- [Do this]:
In the records below, find each line with the word "registerbaserade" and copy it.

[Stored items from a collection]
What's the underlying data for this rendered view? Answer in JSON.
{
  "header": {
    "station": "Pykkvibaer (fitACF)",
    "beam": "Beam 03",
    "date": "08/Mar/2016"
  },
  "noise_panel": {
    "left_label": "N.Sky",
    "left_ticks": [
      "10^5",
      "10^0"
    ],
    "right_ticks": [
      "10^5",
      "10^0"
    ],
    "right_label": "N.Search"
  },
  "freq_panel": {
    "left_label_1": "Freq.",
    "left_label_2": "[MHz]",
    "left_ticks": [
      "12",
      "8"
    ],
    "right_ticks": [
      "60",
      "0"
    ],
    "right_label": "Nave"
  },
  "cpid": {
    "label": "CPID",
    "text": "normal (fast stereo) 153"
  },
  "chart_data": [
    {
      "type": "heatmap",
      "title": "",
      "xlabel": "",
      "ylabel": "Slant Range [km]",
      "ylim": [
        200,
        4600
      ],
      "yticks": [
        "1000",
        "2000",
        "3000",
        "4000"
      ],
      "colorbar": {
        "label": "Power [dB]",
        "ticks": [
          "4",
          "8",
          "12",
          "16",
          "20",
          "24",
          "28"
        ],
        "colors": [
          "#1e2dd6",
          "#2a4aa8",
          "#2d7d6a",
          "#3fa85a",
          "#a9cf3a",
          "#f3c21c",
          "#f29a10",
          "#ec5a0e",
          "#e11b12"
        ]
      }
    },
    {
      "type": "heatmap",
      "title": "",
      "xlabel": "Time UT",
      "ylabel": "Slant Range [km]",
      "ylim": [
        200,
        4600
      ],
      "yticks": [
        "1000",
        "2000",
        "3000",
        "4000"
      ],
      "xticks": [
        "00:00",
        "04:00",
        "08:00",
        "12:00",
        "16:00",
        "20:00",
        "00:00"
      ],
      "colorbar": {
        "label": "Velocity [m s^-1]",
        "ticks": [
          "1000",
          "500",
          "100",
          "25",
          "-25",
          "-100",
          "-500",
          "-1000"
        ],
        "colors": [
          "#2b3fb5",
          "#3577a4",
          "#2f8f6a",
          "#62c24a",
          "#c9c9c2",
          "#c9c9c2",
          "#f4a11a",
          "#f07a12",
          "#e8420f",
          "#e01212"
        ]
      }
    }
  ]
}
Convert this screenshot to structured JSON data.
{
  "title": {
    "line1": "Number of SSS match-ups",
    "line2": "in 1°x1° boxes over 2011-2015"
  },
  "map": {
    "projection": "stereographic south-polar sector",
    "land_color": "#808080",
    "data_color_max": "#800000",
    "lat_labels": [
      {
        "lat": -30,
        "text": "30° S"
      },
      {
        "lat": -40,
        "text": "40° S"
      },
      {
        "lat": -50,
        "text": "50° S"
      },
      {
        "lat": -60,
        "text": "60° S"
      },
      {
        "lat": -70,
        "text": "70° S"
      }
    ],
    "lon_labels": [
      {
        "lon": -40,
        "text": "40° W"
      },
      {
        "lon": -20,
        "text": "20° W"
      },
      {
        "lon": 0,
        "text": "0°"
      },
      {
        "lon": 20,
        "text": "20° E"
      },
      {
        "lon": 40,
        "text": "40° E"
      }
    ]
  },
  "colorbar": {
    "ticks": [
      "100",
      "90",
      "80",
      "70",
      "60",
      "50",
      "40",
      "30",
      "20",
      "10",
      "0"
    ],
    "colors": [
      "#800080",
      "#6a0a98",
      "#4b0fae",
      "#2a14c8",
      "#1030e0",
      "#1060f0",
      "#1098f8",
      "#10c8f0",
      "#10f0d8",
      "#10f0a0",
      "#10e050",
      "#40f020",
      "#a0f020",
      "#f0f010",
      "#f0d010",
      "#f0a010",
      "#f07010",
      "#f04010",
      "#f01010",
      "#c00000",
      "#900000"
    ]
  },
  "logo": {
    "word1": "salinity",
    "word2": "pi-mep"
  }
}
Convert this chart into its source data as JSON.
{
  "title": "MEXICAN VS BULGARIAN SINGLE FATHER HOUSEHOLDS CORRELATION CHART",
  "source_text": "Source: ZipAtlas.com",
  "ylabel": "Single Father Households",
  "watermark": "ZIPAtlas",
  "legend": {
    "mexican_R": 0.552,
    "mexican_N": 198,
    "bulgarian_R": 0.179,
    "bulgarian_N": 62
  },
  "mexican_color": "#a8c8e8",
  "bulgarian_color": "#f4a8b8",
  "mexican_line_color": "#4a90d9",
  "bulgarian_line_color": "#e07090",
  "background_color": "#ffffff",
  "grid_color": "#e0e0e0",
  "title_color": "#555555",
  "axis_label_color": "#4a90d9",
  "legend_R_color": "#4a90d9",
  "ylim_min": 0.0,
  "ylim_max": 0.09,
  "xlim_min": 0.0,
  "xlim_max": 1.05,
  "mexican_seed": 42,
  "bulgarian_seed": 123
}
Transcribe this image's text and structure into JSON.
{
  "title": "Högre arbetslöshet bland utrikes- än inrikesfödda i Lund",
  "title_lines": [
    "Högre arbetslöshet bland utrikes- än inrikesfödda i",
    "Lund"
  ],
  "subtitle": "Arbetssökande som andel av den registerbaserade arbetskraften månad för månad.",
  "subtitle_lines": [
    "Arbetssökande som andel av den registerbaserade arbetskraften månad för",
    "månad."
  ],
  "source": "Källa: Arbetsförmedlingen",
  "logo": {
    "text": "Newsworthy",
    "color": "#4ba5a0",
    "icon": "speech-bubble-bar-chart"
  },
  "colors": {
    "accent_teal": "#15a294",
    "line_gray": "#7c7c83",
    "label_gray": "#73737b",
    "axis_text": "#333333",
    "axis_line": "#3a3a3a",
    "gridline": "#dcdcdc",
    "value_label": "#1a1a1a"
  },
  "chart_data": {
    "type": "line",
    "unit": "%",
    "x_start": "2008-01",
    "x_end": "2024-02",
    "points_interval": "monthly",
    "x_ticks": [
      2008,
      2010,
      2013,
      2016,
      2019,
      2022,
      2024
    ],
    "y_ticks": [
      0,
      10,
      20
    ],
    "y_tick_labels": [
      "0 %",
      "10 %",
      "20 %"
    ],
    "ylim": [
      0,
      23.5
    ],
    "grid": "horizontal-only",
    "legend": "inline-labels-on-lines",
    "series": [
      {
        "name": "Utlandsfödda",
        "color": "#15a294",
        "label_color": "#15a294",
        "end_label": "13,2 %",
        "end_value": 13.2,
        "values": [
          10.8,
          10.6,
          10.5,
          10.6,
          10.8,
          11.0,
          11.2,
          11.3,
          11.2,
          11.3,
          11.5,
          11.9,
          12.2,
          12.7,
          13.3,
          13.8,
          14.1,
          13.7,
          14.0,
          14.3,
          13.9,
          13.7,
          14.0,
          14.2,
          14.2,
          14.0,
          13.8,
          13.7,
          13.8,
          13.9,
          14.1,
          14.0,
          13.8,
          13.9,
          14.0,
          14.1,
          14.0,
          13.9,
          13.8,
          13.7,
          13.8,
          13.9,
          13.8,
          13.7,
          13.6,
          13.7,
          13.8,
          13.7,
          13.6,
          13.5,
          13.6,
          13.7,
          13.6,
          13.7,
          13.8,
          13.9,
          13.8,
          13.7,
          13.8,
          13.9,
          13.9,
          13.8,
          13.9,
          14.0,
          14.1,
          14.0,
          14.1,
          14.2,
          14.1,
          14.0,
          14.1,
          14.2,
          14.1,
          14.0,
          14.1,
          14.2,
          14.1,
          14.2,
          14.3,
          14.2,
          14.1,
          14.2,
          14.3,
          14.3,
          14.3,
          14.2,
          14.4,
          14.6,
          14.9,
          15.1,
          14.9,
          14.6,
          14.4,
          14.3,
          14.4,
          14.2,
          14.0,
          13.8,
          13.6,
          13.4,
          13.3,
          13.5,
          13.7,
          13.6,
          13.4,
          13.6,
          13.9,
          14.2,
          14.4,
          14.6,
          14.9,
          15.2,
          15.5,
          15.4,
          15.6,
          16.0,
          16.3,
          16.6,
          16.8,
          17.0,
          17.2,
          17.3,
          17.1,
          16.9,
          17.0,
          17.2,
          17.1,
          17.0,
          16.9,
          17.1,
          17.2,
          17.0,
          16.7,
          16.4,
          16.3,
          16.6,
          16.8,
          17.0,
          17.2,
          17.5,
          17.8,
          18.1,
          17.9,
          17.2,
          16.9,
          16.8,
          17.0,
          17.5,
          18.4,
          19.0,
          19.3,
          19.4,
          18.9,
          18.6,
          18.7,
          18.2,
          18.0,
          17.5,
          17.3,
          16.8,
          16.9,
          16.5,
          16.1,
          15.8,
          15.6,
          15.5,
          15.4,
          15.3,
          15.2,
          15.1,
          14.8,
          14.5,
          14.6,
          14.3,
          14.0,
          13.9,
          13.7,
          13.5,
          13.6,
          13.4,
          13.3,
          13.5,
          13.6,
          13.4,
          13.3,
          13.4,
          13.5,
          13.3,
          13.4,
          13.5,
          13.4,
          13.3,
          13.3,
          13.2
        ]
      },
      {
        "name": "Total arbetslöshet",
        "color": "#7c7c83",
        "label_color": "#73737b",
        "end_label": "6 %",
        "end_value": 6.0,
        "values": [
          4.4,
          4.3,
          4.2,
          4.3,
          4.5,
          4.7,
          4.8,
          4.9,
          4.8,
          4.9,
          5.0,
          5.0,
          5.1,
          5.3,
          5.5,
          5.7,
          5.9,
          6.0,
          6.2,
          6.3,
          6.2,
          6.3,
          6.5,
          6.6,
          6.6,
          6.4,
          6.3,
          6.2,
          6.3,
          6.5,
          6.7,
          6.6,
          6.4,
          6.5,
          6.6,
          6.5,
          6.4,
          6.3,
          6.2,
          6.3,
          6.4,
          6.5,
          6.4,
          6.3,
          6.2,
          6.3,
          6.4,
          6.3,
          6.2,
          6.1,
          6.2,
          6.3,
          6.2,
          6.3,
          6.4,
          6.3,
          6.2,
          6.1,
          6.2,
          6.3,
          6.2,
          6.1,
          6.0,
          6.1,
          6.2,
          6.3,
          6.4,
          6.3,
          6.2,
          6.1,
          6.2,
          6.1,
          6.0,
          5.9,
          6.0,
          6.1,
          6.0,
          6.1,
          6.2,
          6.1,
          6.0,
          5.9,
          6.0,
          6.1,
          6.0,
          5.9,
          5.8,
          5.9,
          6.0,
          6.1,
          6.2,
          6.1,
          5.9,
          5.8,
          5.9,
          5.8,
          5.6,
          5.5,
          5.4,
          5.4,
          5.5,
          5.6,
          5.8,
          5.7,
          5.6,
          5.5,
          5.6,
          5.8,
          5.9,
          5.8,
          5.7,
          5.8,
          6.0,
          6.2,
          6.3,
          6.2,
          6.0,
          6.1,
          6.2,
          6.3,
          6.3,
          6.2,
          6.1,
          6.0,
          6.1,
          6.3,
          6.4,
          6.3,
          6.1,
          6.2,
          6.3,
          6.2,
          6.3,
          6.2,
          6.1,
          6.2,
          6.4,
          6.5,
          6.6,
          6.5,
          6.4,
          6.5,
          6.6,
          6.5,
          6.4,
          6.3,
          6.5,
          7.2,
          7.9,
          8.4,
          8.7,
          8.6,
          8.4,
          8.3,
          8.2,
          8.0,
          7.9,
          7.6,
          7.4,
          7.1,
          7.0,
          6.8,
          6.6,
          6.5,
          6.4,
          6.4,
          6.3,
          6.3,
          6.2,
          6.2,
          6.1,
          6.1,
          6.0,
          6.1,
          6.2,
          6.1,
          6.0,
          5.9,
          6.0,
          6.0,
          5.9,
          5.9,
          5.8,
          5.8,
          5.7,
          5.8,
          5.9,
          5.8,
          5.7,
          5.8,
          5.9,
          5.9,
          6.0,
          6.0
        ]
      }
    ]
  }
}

- [The reply]:
  "subtitle": "Arbetssökande som andel av den registerbaserade arbetskraften månad för månad.",
    "Arbetssökande som andel av den registerbaserade arbetskraften månad för",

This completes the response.